┌──

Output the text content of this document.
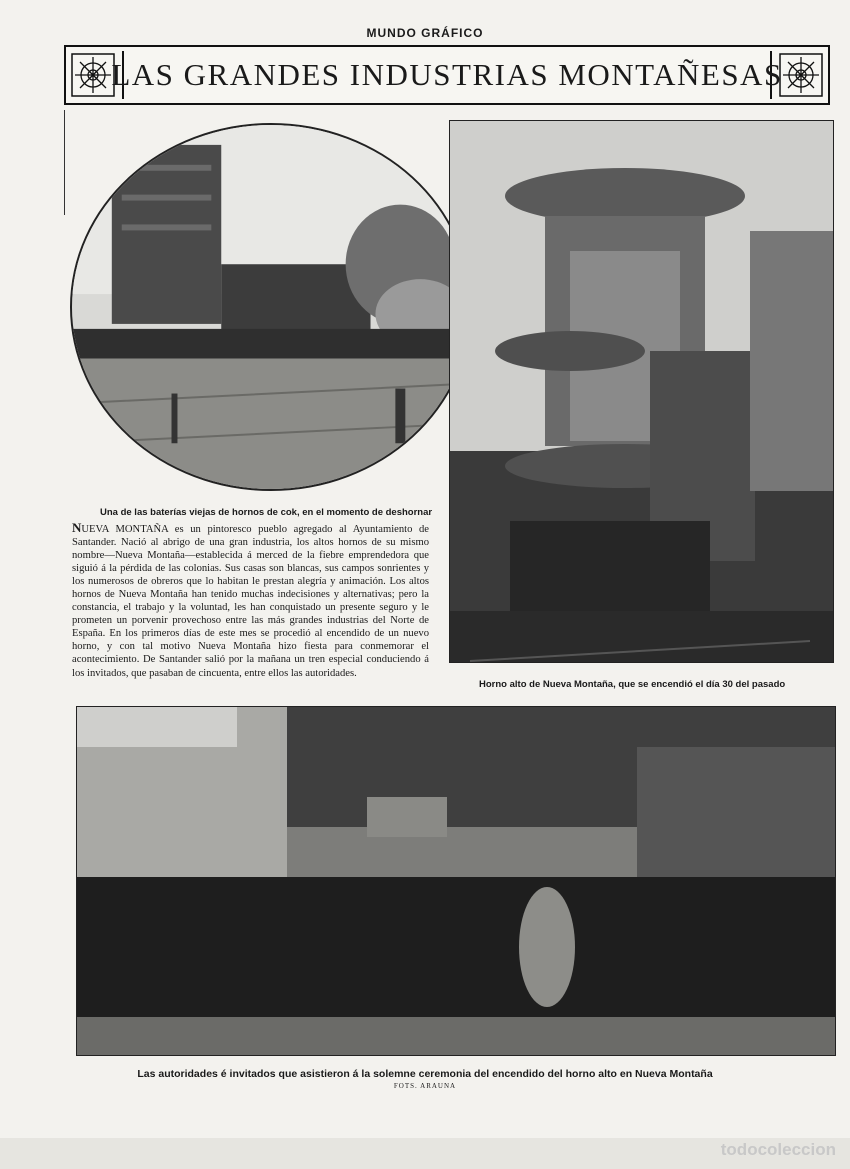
MUNDO GRÁFICO
LAS GRANDES INDUSTRIAS MONTAÑESAS
Una de las baterías viejas de hornos de cok, en el momento de deshornar
NUEVA MONTAÑA es un pintoresco pueblo agregado al Ayuntamiento de Santander. Nació al abrigo de una gran industria, los altos hornos de su mismo nombre—Nueva Montaña—establecida á merced de la fiebre emprendedora que siguió á la pérdida de las colonias. Sus casas son blancas, sus campos sonrientes y los numerosos de obreros que lo habitan le prestan alegría y animación. Los altos hornos de Nueva Montaña han tenido muchas indecisiones y alternativas; pero la constancia, el trabajo y la voluntad, les han conquistado un presente seguro y le prometen un porvenir provechoso entre las más grandes industrias del Norte de España. En los primeros días de este mes se procedió al encendido de un nuevo horno, y con tal motivo Nueva Montaña hizo fiesta para conmemorar el acontecimiento. De Santander salió por la mañana un tren especial conduciendo á los invitados, que pasaban de cincuenta, entre ellos las autoridades.
Horno alto de Nueva Montaña, que se encendió el día 30 del pasado
Las autoridades é invitados que asistieron á la solemne ceremonia del encendido del horno alto en Nueva Montaña
FOTS. ARAUNA
todocoleccion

└──

REQUIREMENT - Transcribe the material exactly, keeping every word and none of the pictures.

SOLUTION FOR THIS PROBLEM -
Output the text content of this document.
MUNDO GRÁFICO
LAS GRANDES INDUSTRIAS MONTAÑESAS
Una de las baterías viejas de hornos de cok, en el momento de deshornar
NUEVA MONTAÑA es un pintoresco pueblo agregado al Ayuntamiento de Santander. Nació al abrigo de una gran industria, los altos hornos de su mismo nombre—Nueva Montaña—establecida á merced de la fiebre emprendedora que siguió á la pérdida de las colonias. Sus casas son blancas, sus campos sonrientes y los numerosos de obreros que lo habitan le prestan alegría y animación. Los altos hornos de Nueva Montaña han tenido muchas indecisiones y alternativas; pero la constancia, el trabajo y la voluntad, les han conquistado un presente seguro y le prometen un porvenir provechoso entre las más grandes industrias del Norte de España. En los primeros días de este mes se procedió al encendido de un nuevo horno, y con tal motivo Nueva Montaña hizo fiesta para conmemorar el acontecimiento. De Santander salió por la mañana un tren especial conduciendo á los invitados, que pasaban de cincuenta, entre ellos las autoridades.
Horno alto de Nueva Montaña, que se encendió el día 30 del pasado
Las autoridades é invitados que asistieron á la solemne ceremonia del encendido del horno alto en Nueva Montaña
FOTS. ARAUNA
todocoleccion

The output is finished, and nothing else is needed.